#### Supplied material:
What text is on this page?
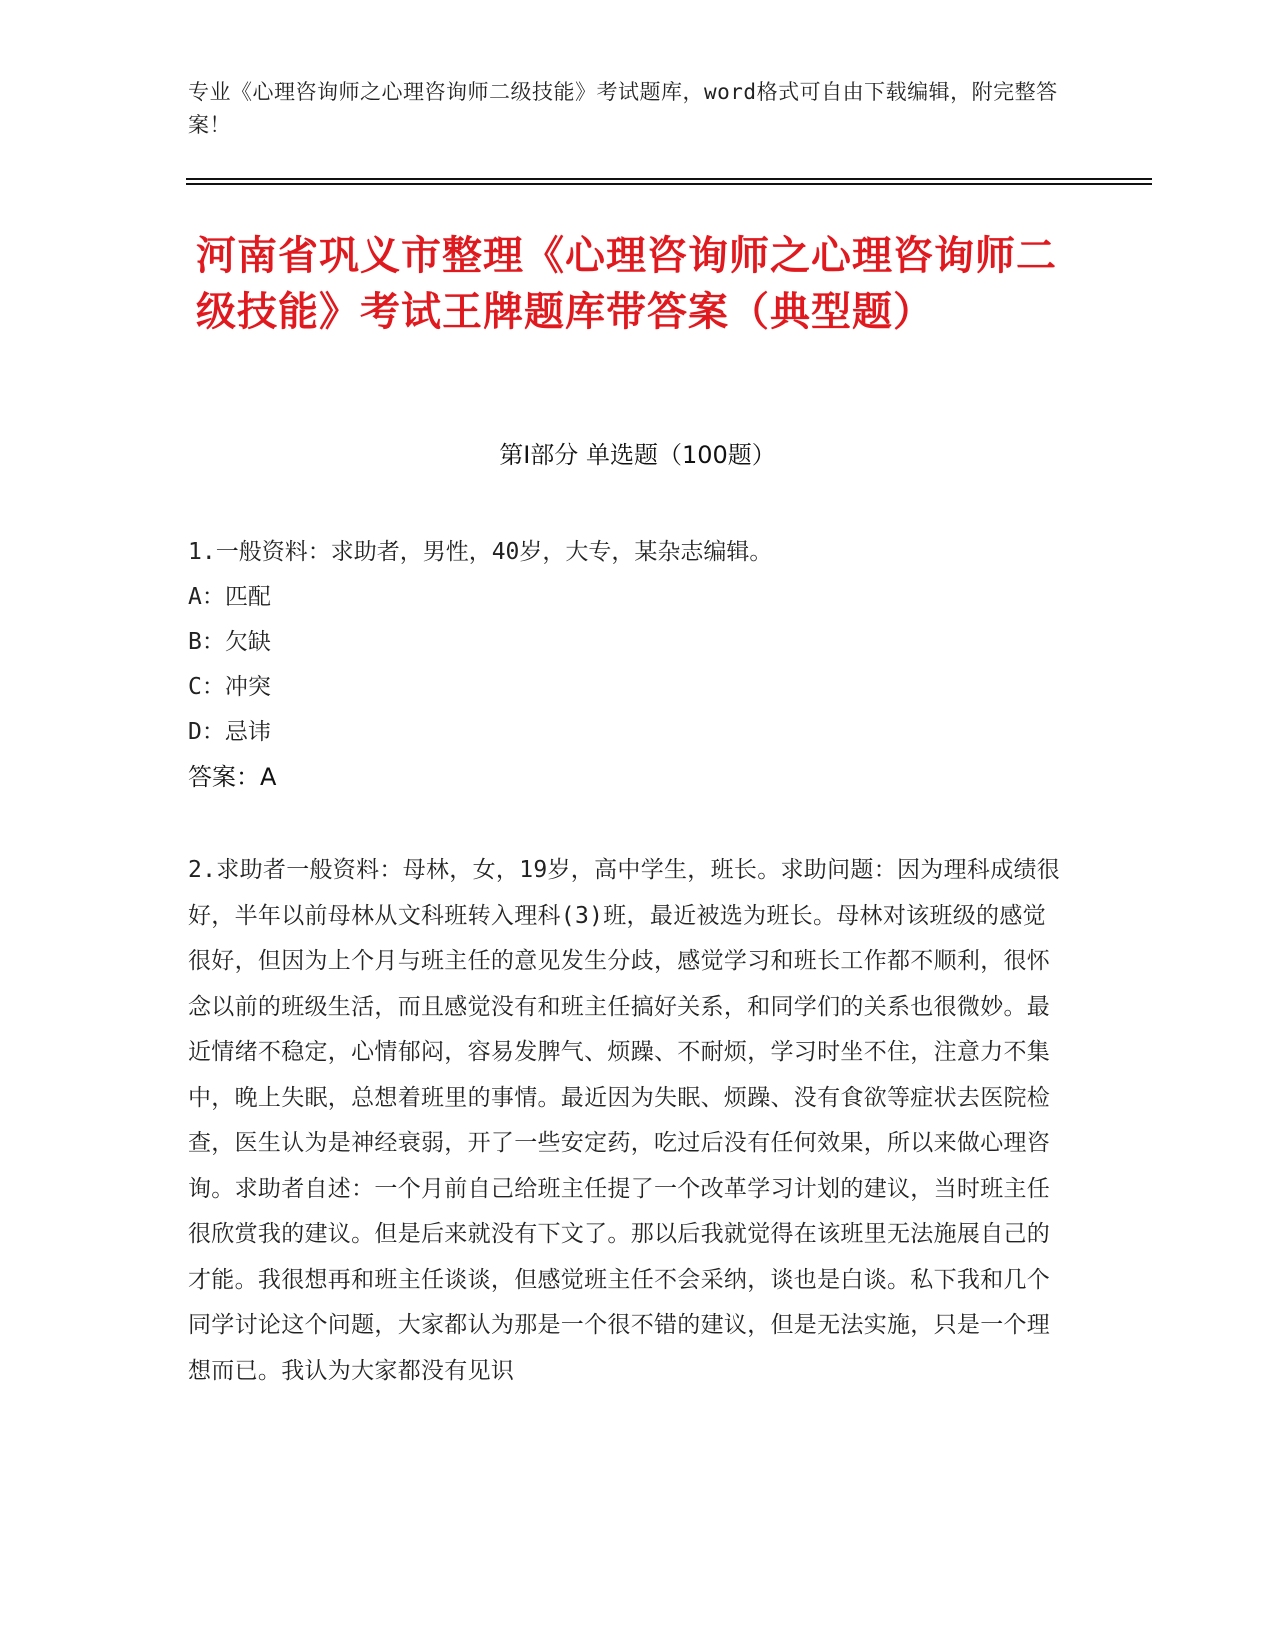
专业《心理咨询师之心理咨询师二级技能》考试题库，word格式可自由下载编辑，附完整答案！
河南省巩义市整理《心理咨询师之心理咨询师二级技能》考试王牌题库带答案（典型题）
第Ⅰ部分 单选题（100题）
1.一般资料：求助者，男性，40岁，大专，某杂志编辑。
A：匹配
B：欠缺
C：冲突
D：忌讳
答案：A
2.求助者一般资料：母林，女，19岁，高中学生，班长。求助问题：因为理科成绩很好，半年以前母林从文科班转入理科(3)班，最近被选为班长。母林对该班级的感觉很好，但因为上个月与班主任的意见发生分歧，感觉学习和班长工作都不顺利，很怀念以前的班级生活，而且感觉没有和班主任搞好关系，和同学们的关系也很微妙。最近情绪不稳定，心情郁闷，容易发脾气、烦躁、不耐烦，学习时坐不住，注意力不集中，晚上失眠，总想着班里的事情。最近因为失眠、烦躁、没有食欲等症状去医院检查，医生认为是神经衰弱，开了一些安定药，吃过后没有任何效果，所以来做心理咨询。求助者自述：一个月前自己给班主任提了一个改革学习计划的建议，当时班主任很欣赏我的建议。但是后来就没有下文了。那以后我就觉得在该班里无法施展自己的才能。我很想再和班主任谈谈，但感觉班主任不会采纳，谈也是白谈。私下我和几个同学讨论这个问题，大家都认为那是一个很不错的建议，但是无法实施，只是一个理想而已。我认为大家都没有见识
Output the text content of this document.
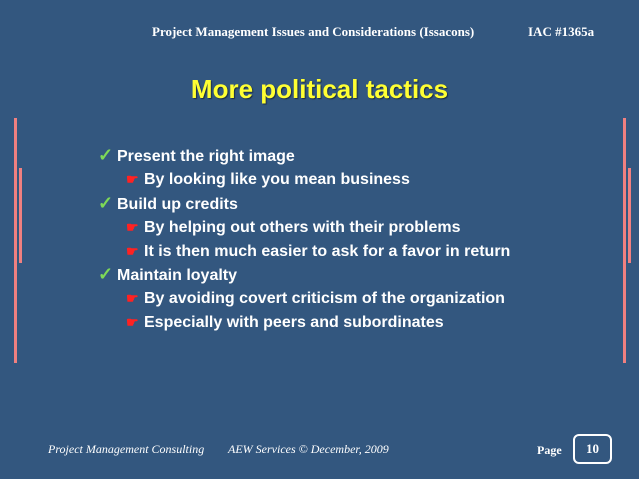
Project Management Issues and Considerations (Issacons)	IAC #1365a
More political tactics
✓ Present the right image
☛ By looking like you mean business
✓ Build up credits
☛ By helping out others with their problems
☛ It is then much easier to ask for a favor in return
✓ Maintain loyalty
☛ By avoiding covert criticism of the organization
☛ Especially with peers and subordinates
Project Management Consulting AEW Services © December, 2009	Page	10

#### Stated goal:
The lines from the one holding "Output the text content of this document." through the end of the material above are to be echoed exactly, both ends included. Do not include pictures.

#### Complete answer:
Output the text content of this document.
Project Management Issues and Considerations (Issacons)	IAC #1365a
More political tactics
✓ Present the right image
☛ By looking like you mean business
✓ Build up credits
☛ By helping out others with their problems
☛ It is then much easier to ask for a favor in return
✓ Maintain loyalty
☛ By avoiding covert criticism of the organization
☛ Especially with peers and subordinates
Project Management Consulting AEW Services © December, 2009	Page	10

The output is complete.